Dataset items:
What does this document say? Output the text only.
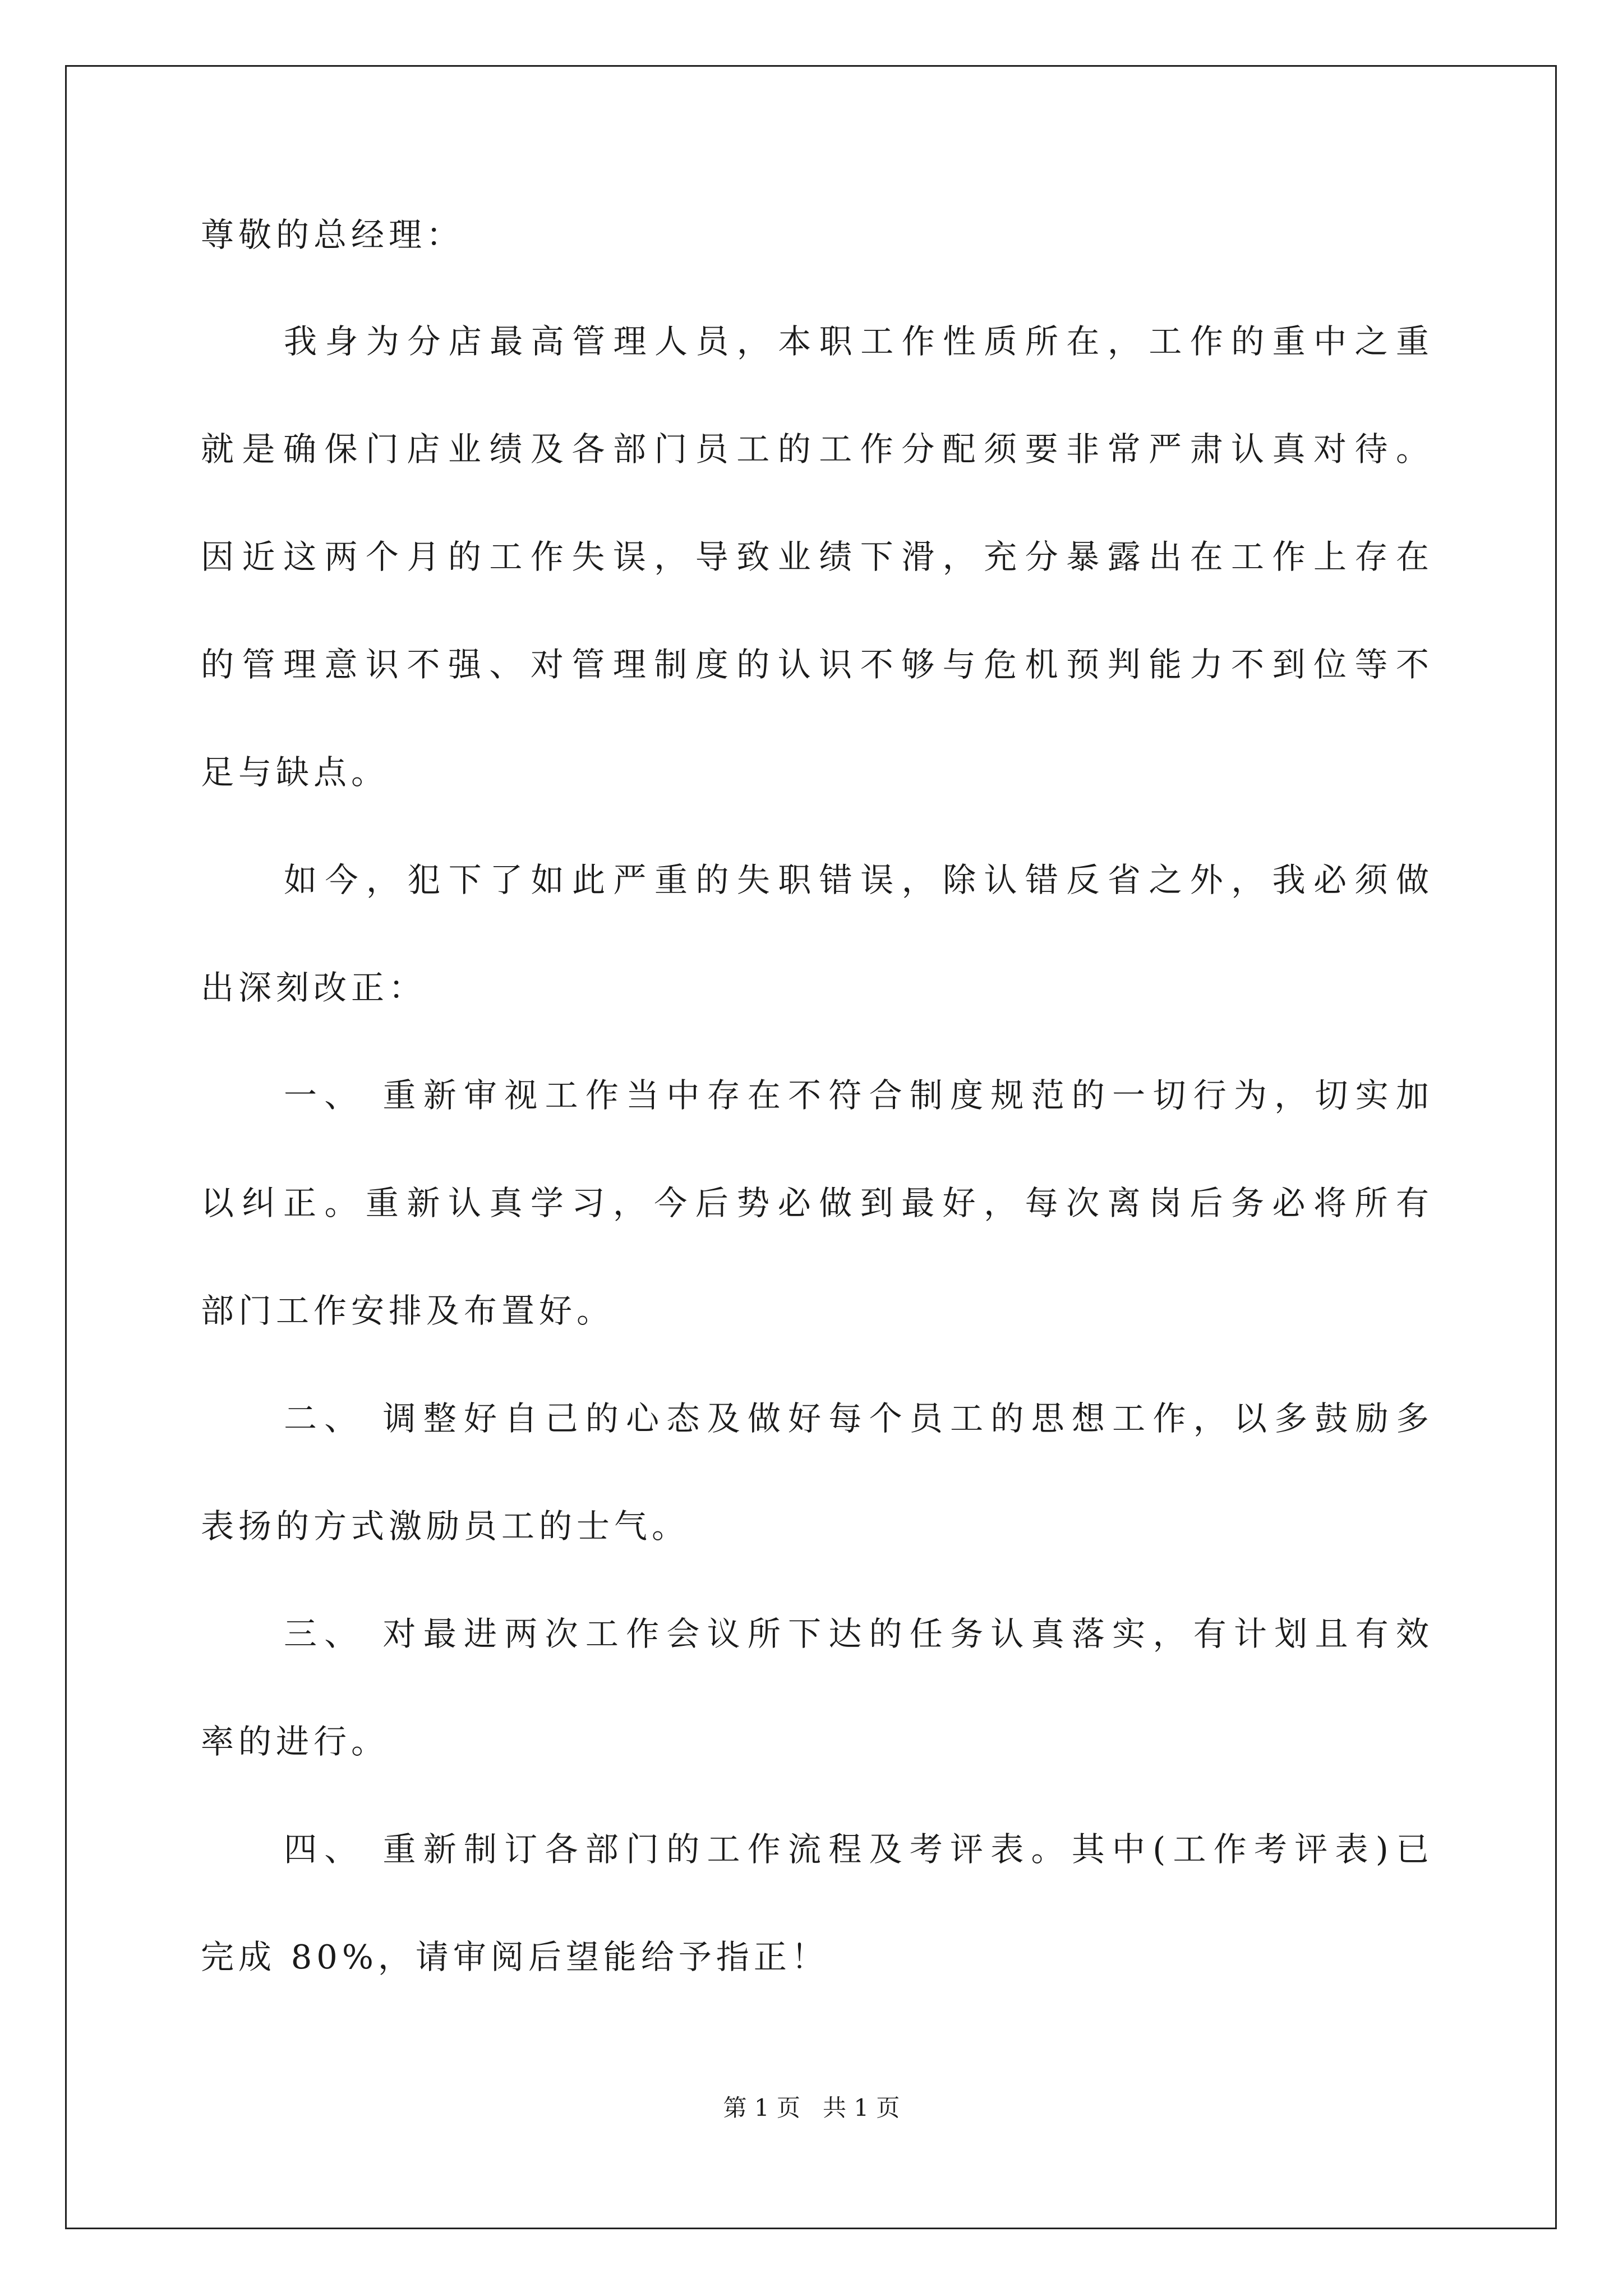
尊敬的总经理：

我身为分店最高管理人员，本职工作性质所在，工作的重中之重

就是确保门店业绩及各部门员工的工作分配须要非常严肃认真对待。

因近这两个月的工作失误，导致业绩下滑，充分暴露出在工作上存在

的管理意识不强、对管理制度的认识不够与危机预判能力不到位等不

足与缺点。

如今，犯下了如此严重的失职错误，除认错反省之外，我必须做

出深刻改正：

一、 重新审视工作当中存在不符合制度规范的一切行为，切实加

以纠正。重新认真学习，今后势必做到最好，每次离岗后务必将所有

部门工作安排及布置好。

二、 调整好自己的心态及做好每个员工的思想工作，以多鼓励多

表扬的方式激励员工的士气。

三、 对最进两次工作会议所下达的任务认真落实，有计划且有效

率的进行。

四、 重新制订各部门的工作流程及考评表。其中(工作考评表)已

完成 80%，请审阅后望能给予指正！

第 1 页 共 1 页
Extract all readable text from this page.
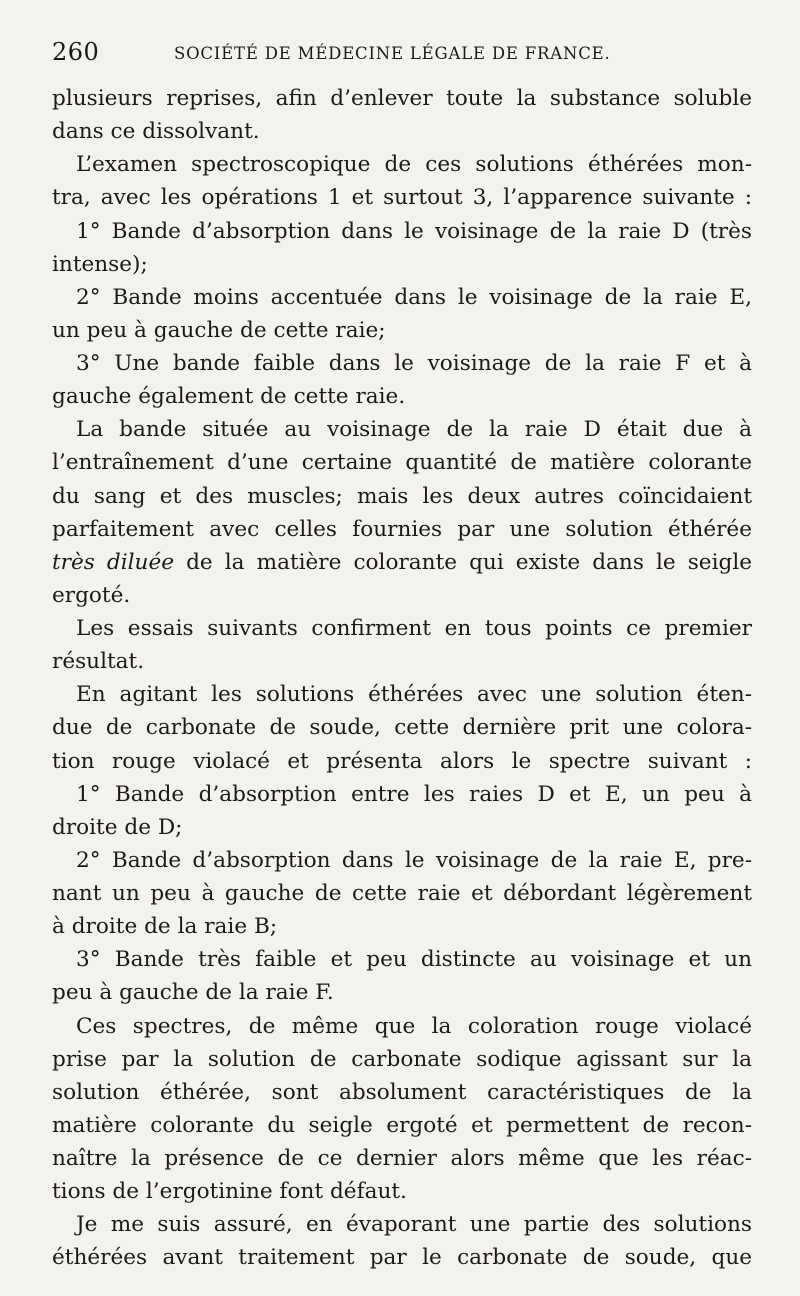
260	SOCIÉTÉ DE MÉDECINE LÉGALE DE FRANCE.
plusieurs reprises, afin d’enlever toute la substance soluble
dans ce dissolvant.
L’examen spectroscopique de ces solutions éthérées mon-
tra, avec les opérations 1 et surtout 3, l’apparence suivante :
1° Bande d’absorption dans le voisinage de la raie D (très
intense);
2° Bande moins accentuée dans le voisinage de la raie E,
un peu à gauche de cette raie;
3° Une bande faible dans le voisinage de la raie F et à
gauche également de cette raie.
La bande située au voisinage de la raie D était due à
l’entraînement d’une certaine quantité de matière colorante
du sang et des muscles; mais les deux autres coïncidaient
parfaitement avec celles fournies par une solution éthérée
très diluée de la matière colorante qui existe dans le seigle
ergoté.
Les essais suivants confirment en tous points ce premier
résultat.
En agitant les solutions éthérées avec une solution éten-
due de carbonate de soude, cette dernière prit une colora-
tion rouge violacé et présenta alors le spectre suivant :
1° Bande d’absorption entre les raies D et E, un peu à
droite de D;
2° Bande d’absorption dans le voisinage de la raie E, pre-
nant un peu à gauche de cette raie et débordant légèrement
à droite de la raie B;
3° Bande très faible et peu distincte au voisinage et un
peu à gauche de la raie F.
Ces spectres, de même que la coloration rouge violacé
prise par la solution de carbonate sodique agissant sur la
solution éthérée, sont absolument caractéristiques de la
matière colorante du seigle ergoté et permettent de recon-
naître la présence de ce dernier alors même que les réac-
tions de l’ergotinine font défaut.
Je me suis assuré, en évaporant une partie des solutions
éthérées avant traitement par le carbonate de soude, que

Required work:
Leave out every picture, and write out exactly the lines from the one bearing "Extract all readable text from this page." through the final line.

Answer for this exercise:
Extract all readable text from this page.
260	SOCIÉTÉ DE MÉDECINE LÉGALE DE FRANCE.
plusieurs reprises, afin d’enlever toute la substance soluble
dans ce dissolvant.
L’examen spectroscopique de ces solutions éthérées mon-
tra, avec les opérations 1 et surtout 3, l’apparence suivante :
1° Bande d’absorption dans le voisinage de la raie D (très
intense);
2° Bande moins accentuée dans le voisinage de la raie E,
un peu à gauche de cette raie;
3° Une bande faible dans le voisinage de la raie F et à
gauche également de cette raie.
La bande située au voisinage de la raie D était due à
l’entraînement d’une certaine quantité de matière colorante
du sang et des muscles; mais les deux autres coïncidaient
parfaitement avec celles fournies par une solution éthérée
très diluée de la matière colorante qui existe dans le seigle
ergoté.
Les essais suivants confirment en tous points ce premier
résultat.
En agitant les solutions éthérées avec une solution éten-
due de carbonate de soude, cette dernière prit une colora-
tion rouge violacé et présenta alors le spectre suivant :
1° Bande d’absorption entre les raies D et E, un peu à
droite de D;
2° Bande d’absorption dans le voisinage de la raie E, pre-
nant un peu à gauche de cette raie et débordant légèrement
à droite de la raie B;
3° Bande très faible et peu distincte au voisinage et un
peu à gauche de la raie F.
Ces spectres, de même que la coloration rouge violacé
prise par la solution de carbonate sodique agissant sur la
solution éthérée, sont absolument caractéristiques de la
matière colorante du seigle ergoté et permettent de recon-
naître la présence de ce dernier alors même que les réac-
tions de l’ergotinine font défaut.
Je me suis assuré, en évaporant une partie des solutions
éthérées avant traitement par le carbonate de soude, que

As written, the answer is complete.